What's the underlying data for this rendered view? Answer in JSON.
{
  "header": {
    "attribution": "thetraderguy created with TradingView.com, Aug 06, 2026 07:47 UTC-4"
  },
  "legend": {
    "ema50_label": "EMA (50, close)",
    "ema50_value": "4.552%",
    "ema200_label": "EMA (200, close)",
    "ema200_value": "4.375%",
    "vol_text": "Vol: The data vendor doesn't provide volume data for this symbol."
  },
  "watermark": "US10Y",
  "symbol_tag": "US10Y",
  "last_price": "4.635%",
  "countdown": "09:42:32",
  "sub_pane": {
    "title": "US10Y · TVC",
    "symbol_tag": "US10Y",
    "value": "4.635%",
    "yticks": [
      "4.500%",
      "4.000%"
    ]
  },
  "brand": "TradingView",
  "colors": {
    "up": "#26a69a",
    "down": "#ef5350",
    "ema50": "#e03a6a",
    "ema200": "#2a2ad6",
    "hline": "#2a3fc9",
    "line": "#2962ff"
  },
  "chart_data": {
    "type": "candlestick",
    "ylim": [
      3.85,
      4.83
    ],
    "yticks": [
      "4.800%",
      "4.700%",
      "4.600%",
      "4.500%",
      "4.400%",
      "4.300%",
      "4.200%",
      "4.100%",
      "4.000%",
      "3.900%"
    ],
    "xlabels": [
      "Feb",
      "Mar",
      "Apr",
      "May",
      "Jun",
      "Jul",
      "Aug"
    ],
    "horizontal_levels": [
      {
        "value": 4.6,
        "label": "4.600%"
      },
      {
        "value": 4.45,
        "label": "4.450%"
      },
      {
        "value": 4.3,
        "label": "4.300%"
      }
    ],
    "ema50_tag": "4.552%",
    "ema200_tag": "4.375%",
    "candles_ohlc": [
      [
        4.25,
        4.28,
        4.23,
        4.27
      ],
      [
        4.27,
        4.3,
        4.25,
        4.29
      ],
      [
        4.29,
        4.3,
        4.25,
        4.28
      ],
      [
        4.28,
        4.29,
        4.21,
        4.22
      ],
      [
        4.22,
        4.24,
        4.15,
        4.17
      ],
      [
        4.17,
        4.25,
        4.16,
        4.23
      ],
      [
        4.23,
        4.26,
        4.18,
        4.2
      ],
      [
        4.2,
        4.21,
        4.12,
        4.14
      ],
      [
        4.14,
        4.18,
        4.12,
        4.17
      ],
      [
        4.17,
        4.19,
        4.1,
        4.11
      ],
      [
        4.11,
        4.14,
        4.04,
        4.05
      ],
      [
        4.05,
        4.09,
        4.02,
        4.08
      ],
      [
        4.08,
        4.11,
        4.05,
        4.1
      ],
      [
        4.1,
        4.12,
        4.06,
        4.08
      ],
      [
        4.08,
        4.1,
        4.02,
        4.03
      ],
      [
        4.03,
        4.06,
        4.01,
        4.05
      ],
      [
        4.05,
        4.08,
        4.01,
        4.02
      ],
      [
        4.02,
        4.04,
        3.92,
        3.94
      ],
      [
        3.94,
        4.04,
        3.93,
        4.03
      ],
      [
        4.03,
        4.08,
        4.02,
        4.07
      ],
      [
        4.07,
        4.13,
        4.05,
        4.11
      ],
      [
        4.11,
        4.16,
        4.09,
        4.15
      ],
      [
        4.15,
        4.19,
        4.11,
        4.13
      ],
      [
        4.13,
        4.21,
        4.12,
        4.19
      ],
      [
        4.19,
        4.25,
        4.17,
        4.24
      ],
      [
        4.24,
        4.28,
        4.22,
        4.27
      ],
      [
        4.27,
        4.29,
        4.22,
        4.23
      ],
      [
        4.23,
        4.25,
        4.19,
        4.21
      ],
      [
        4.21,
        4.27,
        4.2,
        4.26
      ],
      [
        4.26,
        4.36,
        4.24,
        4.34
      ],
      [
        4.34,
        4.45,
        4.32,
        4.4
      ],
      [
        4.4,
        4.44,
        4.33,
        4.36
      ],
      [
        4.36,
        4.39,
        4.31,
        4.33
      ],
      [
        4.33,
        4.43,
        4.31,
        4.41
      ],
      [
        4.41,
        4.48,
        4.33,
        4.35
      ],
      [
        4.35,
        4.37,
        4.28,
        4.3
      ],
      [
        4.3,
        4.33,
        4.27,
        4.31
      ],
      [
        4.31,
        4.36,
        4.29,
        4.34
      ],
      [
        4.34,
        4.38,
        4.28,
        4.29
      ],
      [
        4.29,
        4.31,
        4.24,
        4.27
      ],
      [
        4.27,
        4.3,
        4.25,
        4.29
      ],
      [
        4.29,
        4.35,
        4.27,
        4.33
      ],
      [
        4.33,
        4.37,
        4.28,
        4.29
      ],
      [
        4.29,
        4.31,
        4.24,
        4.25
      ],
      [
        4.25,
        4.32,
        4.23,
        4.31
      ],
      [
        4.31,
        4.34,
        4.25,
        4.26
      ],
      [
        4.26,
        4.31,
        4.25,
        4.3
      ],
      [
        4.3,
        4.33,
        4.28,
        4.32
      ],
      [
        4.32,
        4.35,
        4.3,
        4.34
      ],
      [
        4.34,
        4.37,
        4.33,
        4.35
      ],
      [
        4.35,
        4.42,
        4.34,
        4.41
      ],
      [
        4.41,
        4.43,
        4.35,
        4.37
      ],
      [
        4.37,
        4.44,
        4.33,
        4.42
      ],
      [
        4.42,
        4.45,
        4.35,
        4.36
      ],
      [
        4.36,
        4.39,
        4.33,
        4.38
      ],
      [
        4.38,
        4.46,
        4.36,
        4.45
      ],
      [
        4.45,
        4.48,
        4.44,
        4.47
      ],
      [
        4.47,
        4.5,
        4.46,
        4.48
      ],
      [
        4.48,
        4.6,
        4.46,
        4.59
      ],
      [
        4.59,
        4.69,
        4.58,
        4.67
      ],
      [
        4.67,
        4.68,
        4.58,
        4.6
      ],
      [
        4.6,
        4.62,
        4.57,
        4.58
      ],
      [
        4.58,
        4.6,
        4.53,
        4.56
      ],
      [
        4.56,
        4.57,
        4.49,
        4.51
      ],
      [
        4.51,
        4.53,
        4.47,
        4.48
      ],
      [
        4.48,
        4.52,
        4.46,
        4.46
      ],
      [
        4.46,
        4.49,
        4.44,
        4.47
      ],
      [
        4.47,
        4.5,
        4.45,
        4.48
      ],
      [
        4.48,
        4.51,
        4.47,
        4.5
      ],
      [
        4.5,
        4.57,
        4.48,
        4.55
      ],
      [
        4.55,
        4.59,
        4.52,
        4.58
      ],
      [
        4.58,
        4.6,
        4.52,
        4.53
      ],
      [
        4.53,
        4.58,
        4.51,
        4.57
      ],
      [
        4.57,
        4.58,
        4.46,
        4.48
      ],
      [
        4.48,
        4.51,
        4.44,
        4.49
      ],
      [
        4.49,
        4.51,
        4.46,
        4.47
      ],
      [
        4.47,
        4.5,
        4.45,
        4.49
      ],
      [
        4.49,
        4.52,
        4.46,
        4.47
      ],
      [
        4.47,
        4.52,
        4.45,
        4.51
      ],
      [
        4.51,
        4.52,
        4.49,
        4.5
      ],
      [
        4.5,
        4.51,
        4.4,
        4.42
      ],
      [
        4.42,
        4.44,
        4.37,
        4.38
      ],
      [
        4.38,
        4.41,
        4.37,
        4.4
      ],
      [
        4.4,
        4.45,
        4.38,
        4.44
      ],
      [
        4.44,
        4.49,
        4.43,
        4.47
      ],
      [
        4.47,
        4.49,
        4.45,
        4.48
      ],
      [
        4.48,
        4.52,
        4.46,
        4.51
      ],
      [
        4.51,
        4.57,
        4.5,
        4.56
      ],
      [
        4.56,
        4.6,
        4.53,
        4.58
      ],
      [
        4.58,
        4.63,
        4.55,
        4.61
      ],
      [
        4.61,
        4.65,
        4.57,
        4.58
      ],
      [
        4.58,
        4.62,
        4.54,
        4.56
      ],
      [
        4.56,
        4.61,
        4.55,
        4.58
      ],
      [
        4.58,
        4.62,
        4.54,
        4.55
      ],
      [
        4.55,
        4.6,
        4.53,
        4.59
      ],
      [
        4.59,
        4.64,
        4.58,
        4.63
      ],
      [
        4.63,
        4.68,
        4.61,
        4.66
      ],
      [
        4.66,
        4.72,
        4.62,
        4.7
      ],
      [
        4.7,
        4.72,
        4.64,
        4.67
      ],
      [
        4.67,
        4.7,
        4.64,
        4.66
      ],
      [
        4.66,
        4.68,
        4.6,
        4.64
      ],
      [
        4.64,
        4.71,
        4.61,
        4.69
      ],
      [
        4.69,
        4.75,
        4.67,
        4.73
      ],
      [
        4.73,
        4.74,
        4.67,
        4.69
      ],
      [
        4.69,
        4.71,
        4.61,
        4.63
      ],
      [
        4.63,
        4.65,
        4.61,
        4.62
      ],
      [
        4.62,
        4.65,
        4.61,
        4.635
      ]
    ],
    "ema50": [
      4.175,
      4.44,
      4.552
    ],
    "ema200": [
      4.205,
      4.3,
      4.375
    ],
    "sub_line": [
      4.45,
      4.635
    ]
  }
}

[Written request] From the listing above, collect each line in which the string "this" appears.

[Task output]
What's the underlying data for this rendered view? Answer in JSON.
    "vol_text": "Vol: The data vendor doesn't provide volume data for this symbol."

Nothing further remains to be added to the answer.